**Task goal:** Find every line in the records below that holds the word "from", and copy each one.

**Raw records:**
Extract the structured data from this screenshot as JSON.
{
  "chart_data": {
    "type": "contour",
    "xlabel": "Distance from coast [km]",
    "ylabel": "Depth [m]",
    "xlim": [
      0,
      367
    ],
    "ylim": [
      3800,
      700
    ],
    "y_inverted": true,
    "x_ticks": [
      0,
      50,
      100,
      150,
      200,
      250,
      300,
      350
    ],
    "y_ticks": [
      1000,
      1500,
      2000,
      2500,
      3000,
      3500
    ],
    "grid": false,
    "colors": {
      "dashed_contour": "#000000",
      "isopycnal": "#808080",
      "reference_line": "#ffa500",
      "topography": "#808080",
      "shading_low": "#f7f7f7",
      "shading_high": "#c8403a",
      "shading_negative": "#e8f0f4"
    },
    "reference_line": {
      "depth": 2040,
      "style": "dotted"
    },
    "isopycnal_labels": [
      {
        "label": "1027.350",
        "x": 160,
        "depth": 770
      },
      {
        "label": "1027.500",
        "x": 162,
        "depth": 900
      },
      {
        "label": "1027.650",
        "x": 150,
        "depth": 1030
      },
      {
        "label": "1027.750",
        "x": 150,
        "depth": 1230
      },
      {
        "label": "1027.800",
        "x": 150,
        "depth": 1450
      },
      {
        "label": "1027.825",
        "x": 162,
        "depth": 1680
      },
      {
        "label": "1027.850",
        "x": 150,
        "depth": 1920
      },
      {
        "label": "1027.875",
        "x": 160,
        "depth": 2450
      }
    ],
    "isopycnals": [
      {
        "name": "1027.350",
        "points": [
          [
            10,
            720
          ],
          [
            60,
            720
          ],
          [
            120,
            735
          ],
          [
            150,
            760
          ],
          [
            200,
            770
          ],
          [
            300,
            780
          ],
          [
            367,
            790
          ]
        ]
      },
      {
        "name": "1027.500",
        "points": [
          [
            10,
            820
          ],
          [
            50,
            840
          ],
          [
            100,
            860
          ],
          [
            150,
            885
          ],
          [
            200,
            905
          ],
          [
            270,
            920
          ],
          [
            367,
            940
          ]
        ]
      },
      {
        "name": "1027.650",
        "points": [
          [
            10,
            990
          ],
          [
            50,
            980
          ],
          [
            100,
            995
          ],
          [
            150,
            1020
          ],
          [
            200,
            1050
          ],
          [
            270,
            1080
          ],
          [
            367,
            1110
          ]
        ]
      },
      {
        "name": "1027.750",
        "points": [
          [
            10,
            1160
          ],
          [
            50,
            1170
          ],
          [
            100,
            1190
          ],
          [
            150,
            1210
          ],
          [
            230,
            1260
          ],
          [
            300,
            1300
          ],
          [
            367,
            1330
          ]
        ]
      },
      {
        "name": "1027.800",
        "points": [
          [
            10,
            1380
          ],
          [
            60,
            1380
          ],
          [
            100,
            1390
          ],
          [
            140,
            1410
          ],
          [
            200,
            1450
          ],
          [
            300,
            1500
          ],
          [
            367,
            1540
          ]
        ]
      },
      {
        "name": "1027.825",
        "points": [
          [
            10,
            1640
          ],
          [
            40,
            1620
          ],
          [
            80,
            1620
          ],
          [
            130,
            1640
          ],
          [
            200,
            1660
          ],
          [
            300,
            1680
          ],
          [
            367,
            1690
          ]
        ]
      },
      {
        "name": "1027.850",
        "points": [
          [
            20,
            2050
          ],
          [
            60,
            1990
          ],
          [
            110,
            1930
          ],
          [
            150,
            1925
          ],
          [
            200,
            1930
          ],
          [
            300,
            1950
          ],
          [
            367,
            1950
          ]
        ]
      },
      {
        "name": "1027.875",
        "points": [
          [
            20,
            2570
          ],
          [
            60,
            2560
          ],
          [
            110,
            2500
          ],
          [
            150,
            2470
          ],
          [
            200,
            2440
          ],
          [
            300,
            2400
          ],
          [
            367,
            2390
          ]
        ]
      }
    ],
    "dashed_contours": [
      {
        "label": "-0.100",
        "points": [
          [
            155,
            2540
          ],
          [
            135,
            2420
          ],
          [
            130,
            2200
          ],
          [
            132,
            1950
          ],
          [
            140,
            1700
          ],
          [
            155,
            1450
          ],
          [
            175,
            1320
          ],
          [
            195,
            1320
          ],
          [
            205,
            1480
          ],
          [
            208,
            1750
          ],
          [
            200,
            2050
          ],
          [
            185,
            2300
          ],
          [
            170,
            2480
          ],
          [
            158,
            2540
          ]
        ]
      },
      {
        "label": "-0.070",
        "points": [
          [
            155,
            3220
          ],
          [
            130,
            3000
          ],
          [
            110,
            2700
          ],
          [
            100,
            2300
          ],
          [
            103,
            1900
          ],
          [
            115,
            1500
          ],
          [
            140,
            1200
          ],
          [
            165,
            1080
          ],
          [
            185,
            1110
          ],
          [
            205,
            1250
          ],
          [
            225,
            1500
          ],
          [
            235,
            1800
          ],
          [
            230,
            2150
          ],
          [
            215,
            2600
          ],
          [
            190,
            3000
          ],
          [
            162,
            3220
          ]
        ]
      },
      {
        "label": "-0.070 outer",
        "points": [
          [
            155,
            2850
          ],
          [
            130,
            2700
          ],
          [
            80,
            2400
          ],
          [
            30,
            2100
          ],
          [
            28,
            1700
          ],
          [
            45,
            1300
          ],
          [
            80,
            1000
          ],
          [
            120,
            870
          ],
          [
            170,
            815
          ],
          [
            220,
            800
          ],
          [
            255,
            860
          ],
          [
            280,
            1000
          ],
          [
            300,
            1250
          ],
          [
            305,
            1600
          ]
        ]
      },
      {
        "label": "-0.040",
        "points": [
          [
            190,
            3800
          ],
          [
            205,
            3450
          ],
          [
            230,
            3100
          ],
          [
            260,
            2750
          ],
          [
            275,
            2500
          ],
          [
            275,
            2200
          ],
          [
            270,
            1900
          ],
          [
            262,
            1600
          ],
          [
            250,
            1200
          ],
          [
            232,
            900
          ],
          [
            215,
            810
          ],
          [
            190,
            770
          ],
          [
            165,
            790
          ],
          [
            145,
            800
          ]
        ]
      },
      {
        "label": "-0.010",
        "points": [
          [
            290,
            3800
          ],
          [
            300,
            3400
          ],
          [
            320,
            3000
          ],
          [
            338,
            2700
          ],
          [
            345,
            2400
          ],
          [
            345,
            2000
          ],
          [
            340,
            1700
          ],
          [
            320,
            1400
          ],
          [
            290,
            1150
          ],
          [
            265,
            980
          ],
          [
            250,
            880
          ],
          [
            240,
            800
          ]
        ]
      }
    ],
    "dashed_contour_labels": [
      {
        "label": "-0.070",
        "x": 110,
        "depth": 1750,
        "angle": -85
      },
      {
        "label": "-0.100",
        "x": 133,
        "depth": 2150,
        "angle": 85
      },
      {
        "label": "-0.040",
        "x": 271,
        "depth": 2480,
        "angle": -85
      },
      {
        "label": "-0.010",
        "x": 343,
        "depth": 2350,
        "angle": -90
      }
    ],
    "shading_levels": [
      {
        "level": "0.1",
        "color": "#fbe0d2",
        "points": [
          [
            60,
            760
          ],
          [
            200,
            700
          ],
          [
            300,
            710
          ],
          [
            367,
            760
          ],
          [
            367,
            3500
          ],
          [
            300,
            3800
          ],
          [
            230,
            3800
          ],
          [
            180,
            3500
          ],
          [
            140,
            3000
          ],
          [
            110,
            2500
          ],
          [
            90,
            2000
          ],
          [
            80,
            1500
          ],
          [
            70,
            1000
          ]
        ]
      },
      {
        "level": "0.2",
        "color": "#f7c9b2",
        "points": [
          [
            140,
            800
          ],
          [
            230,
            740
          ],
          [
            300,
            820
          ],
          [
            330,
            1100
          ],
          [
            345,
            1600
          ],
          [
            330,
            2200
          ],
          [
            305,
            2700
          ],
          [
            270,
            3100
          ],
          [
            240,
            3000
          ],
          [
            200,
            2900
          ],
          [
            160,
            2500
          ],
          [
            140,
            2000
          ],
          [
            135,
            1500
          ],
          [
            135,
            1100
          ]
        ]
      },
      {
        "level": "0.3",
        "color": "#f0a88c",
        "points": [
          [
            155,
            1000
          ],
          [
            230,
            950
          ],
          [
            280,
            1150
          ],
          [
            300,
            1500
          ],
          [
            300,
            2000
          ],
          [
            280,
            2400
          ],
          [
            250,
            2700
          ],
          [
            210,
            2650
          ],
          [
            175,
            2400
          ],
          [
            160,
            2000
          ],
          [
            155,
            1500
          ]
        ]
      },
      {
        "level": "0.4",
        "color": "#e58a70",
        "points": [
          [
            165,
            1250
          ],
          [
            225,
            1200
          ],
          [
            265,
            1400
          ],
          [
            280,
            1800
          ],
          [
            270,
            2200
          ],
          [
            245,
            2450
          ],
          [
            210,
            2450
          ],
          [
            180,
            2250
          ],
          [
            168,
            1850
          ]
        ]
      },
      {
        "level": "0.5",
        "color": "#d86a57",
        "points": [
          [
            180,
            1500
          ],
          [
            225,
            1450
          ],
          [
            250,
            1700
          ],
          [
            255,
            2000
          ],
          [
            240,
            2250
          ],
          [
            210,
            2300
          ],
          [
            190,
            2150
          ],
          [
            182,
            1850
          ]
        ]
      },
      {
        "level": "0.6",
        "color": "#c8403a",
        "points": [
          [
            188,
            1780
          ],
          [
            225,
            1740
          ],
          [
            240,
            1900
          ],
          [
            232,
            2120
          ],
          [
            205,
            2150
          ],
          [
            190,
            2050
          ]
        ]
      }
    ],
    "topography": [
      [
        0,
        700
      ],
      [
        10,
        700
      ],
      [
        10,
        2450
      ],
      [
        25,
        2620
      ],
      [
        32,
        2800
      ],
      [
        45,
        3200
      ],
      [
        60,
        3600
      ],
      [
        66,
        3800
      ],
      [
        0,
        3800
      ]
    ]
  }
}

**Final result:**
Extract the structured data from this screenshot as JSON.
    "xlabel": "Distance from coast [km]",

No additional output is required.